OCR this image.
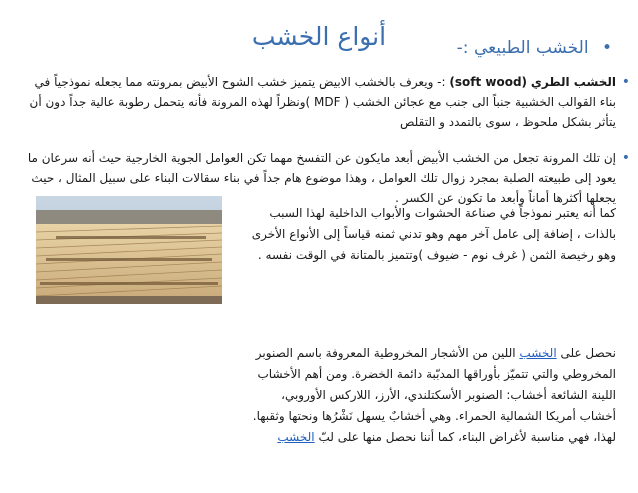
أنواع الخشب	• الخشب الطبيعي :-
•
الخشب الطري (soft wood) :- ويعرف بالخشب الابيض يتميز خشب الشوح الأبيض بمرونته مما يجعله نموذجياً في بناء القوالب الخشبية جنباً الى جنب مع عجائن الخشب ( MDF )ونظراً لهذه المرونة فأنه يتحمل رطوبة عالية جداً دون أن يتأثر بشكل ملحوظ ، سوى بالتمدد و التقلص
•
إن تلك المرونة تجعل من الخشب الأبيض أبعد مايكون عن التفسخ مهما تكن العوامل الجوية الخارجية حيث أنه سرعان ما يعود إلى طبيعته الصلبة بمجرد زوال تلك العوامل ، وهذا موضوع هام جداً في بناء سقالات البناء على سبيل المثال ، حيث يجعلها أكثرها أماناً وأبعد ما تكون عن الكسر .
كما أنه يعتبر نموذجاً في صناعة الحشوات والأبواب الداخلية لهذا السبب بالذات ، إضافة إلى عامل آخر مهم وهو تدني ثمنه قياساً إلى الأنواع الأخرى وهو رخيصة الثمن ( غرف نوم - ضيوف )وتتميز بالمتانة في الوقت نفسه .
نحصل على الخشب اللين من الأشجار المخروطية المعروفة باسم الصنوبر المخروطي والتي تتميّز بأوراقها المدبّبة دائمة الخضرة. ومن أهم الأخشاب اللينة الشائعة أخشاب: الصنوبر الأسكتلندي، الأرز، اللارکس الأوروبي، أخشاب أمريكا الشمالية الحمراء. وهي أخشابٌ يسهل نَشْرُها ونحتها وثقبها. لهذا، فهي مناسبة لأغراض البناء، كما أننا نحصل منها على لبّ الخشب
■ ■ ■ ■ ■
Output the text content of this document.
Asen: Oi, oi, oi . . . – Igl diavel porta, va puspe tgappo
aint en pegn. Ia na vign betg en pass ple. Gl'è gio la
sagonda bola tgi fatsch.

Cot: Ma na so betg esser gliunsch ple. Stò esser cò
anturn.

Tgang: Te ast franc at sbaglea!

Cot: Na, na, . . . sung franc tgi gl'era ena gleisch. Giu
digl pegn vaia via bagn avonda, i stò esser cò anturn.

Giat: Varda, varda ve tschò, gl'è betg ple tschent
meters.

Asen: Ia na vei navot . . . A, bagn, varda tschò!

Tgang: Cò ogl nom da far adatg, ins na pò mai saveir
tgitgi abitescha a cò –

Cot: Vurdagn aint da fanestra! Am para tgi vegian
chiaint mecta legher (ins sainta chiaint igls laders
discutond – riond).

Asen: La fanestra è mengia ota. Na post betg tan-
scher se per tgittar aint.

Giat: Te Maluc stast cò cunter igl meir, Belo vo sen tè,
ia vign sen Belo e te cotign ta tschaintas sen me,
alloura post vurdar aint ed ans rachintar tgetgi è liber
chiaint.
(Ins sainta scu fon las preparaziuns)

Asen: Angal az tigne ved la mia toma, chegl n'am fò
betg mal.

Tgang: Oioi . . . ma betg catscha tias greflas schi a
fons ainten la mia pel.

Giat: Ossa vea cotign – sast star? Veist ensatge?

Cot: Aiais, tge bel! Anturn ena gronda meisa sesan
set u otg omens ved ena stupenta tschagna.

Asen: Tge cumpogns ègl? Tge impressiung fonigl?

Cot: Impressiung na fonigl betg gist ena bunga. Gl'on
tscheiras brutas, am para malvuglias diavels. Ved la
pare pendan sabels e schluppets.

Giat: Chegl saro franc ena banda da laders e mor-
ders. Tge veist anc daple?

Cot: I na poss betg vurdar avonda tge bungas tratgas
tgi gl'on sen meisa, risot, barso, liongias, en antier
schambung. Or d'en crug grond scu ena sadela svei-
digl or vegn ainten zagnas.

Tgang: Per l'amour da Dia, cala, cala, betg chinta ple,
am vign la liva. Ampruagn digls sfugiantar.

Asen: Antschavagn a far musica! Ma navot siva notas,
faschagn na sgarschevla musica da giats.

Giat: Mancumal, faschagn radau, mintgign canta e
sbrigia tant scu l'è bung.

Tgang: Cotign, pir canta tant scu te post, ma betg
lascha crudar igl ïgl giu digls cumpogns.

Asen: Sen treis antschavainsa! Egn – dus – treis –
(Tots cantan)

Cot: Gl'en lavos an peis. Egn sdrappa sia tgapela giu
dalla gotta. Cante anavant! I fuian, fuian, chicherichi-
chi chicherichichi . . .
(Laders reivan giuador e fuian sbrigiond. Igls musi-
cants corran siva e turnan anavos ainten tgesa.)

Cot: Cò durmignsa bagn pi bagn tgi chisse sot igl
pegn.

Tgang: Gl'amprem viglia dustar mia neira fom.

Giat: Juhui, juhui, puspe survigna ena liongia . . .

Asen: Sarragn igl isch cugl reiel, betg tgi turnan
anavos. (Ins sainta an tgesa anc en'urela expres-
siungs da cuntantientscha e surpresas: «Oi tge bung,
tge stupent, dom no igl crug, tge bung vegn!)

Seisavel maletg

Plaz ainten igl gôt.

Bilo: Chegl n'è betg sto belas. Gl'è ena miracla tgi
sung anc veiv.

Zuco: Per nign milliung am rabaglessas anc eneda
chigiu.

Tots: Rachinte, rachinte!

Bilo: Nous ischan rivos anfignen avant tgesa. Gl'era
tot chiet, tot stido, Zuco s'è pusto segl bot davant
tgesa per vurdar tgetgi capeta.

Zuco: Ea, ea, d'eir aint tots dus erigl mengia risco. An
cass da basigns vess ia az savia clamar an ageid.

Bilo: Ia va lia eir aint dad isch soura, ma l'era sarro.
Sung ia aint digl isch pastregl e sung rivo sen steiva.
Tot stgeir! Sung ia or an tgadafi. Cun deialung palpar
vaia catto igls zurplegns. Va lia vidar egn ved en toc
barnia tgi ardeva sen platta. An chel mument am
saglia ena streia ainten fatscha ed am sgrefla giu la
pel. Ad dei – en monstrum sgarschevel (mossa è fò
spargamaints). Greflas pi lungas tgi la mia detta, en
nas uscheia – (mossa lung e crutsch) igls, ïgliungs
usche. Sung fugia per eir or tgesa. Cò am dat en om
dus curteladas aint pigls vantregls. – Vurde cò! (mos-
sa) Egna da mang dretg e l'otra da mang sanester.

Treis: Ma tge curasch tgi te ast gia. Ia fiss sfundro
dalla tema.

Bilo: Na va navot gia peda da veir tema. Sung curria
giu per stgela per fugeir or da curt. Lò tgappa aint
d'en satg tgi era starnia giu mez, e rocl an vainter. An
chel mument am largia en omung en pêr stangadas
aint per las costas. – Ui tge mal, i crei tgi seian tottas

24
■ ■ ■ ■ ■
■ **Instructions for the task**
Using the records above, copy every line that has the word "franc" in it.

■ **Answer to this exercise**
Tgang: Te ast franc at sbaglea!
Cot: Na, na, . . . sung franc tgi gl'era ena gleisch. Giu
Giat: Chegl saro franc ena banda da laders e mor-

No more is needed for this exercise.